Goal of the exercise:
Each of the entries should be retyped precisely as it appears.

Exercise materials:

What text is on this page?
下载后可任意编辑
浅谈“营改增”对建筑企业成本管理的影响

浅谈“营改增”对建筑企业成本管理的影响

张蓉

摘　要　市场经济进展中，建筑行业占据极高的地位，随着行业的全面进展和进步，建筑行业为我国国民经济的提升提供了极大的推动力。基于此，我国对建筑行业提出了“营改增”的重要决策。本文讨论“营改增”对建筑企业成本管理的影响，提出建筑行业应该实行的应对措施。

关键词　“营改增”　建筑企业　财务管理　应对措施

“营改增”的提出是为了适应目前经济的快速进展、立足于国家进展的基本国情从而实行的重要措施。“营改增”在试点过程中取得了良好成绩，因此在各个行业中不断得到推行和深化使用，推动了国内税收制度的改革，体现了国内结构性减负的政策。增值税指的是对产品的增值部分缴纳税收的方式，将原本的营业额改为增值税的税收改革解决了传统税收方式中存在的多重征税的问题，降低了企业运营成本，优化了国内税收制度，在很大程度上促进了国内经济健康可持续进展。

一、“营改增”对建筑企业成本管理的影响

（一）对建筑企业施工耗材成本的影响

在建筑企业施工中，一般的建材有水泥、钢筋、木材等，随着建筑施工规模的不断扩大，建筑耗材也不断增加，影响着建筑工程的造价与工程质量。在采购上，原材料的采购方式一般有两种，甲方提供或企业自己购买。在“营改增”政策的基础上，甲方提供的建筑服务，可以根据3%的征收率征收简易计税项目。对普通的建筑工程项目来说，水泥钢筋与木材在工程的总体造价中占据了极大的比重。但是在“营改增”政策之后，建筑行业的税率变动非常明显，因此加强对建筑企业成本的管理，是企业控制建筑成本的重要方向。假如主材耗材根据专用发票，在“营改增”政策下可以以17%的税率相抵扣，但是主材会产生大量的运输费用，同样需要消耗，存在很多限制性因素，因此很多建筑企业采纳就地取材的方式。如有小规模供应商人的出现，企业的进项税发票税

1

Response to the task:
What text is on this page?
下载后可任意编辑
浅谈“营改增”对建筑企业成本管理的影响

浅谈“营改增”对建筑企业成本管理的影响

张蓉

摘　要　市场经济进展中，建筑行业占据极高的地位，随着行业的全面进展和进步，建筑行业为我国国民经济的提升提供了极大的推动力。基于此，我国对建筑行业提出了“营改增”的重要决策。本文讨论“营改增”对建筑企业成本管理的影响，提出建筑行业应该实行的应对措施。

关键词　“营改增”　建筑企业　财务管理　应对措施

“营改增”的提出是为了适应目前经济的快速进展、立足于国家进展的基本国情从而实行的重要措施。“营改增”在试点过程中取得了良好成绩，因此在各个行业中不断得到推行和深化使用，推动了国内税收制度的改革，体现了国内结构性减负的政策。增值税指的是对产品的增值部分缴纳税收的方式，将原本的营业额改为增值税的税收改革解决了传统税收方式中存在的多重征税的问题，降低了企业运营成本，优化了国内税收制度，在很大程度上促进了国内经济健康可持续进展。

一、“营改增”对建筑企业成本管理的影响

（一）对建筑企业施工耗材成本的影响

在建筑企业施工中，一般的建材有水泥、钢筋、木材等，随着建筑施工规模的不断扩大，建筑耗材也不断增加，影响着建筑工程的造价与工程质量。在采购上，原材料的采购方式一般有两种，甲方提供或企业自己购买。在“营改增”政策的基础上，甲方提供的建筑服务，可以根据3%的征收率征收简易计税项目。对普通的建筑工程项目来说，水泥钢筋与木材在工程的总体造价中占据了极大的比重。但是在“营改增”政策之后，建筑行业的税率变动非常明显，因此加强对建筑企业成本的管理，是企业控制建筑成本的重要方向。假如主材耗材根据专用发票，在“营改增”政策下可以以17%的税率相抵扣，但是主材会产生大量的运输费用，同样需要消耗，存在很多限制性因素，因此很多建筑企业采纳就地取材的方式。如有小规模供应商人的出现，企业的进项税发票税

1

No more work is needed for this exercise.